Determine the number of lines in these entries that hold the word "entirety". Give the number and nothing more.
◇ ◇ ◇ ◇
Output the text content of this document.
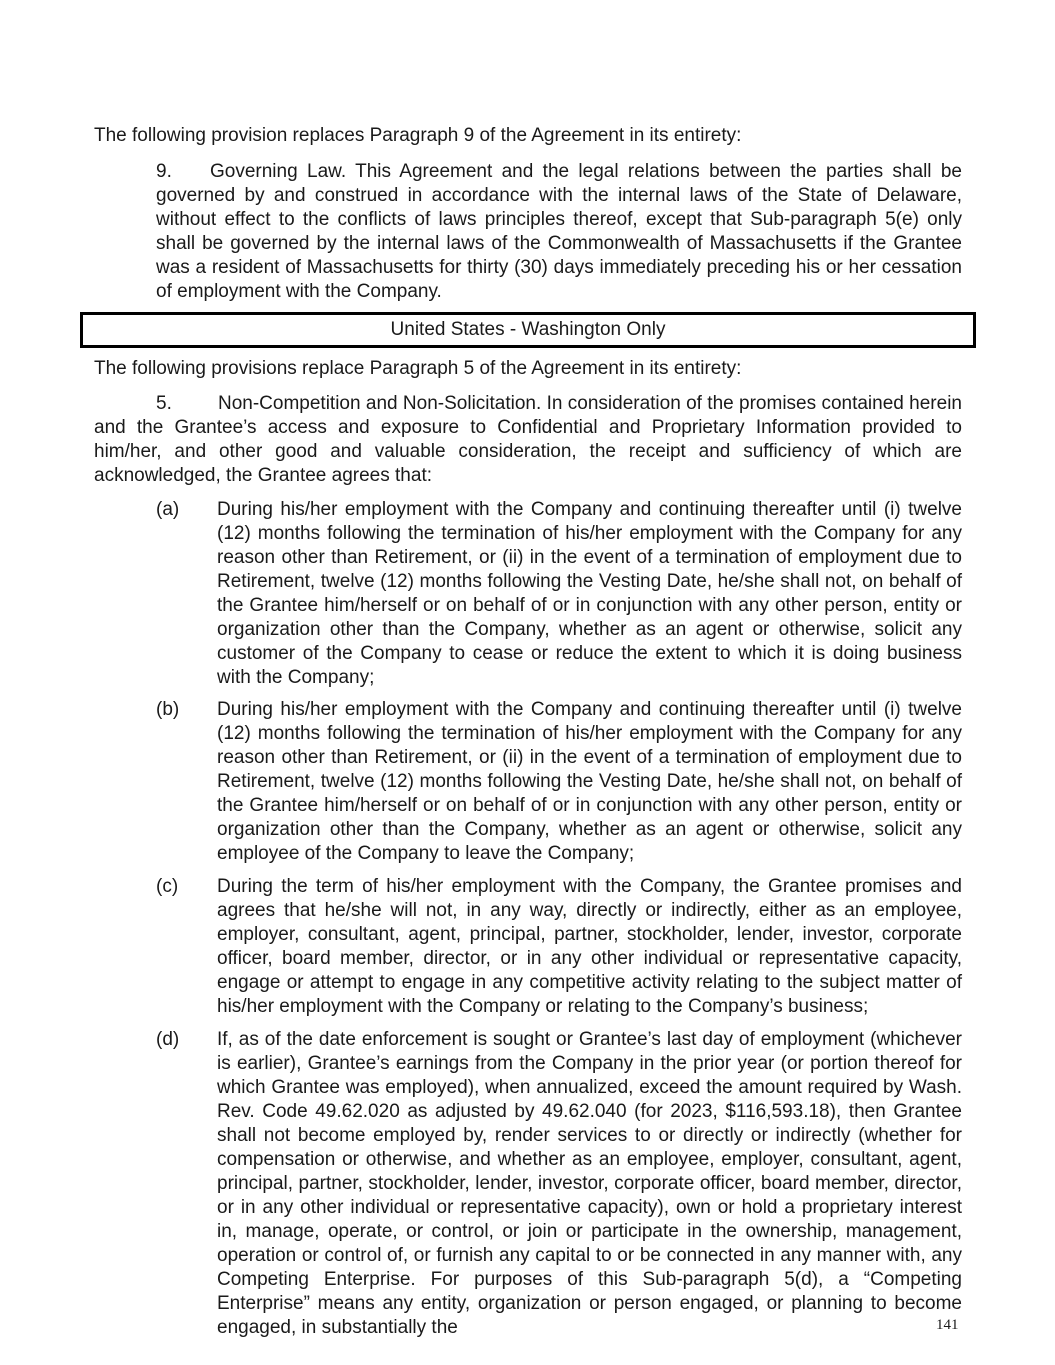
The following provision replaces Paragraph 9 of the Agreement in its entirety:

9. Governing Law. This Agreement and the legal relations between the parties shall be governed by and construed in accordance with the internal laws of the State of Delaware, without effect to the conflicts of laws principles thereof, except that Sub-paragraph 5(e) only shall be governed by the internal laws of the Commonwealth of Massachusetts if the Grantee was a resident of Massachusetts for thirty (30) days immediately preceding his or her cessation of employment with the Company.

United States - Washington Only

The following provisions replace Paragraph 5 of the Agreement in its entirety:

5. Non-Competition and Non-Solicitation. In consideration of the promises contained herein and the Grantee’s access and exposure to Confidential and Proprietary Information provided to him/her, and other good and valuable consideration, the receipt and sufficiency of which are acknowledged, the Grantee agrees that:

(a)	During his/her employment with the Company and continuing thereafter until (i) twelve (12) months following the termination of his/her employment with the Company for any reason other than Retirement, or (ii) in the event of a termination of employment due to Retirement, twelve (12) months following the Vesting Date, he/she shall not, on behalf of the Grantee him/herself or on behalf of or in conjunction with any other person, entity or organization other than the Company, whether as an agent or otherwise, solicit any customer of the Company to cease or reduce the extent to which it is doing business with the Company;

(b)	During his/her employment with the Company and continuing thereafter until (i) twelve (12) months following the termination of his/her employment with the Company for any reason other than Retirement, or (ii) in the event of a termination of employment due to Retirement, twelve (12) months following the Vesting Date, he/she shall not, on behalf of the Grantee him/herself or on behalf of or in conjunction with any other person, entity or organization other than the Company, whether as an agent or otherwise, solicit any employee of the Company to leave the Company;

(c)	During the term of his/her employment with the Company, the Grantee promises and agrees that he/she will not, in any way, directly or indirectly, either as an employee, employer, consultant, agent, principal, partner, stockholder, lender, investor, corporate officer, board member, director, or in any other individual or representative capacity, engage or attempt to engage in any competitive activity relating to the subject matter of his/her employment with the Company or relating to the Company’s business;

(d)	If, as of the date enforcement is sought or Grantee’s last day of employment (whichever is earlier), Grantee’s earnings from the Company in the prior year (or portion thereof for which Grantee was employed), when annualized, exceed the amount required by Wash. Rev. Code 49.62.020 as adjusted by 49.62.040 (for 2023, $116,593.18), then Grantee shall not become employed by, render services to or directly or indirectly (whether for compensation or otherwise, and whether as an employee, employer, consultant, agent, principal, partner, stockholder, lender, investor, corporate officer, board member, director, or in any other individual or representative capacity), own or hold a proprietary interest in, manage, operate, or control, or join or participate in the ownership, management, operation or control of, or furnish any capital to or be connected in any manner with, any Competing Enterprise. For purposes of this Sub-paragraph 5(d), a “Competing Enterprise” means any entity, organization or person engaged, or planning to become engaged, in substantially the	141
◇ ◇ ◇ ◇
▶ [FINISHED TASK]: 2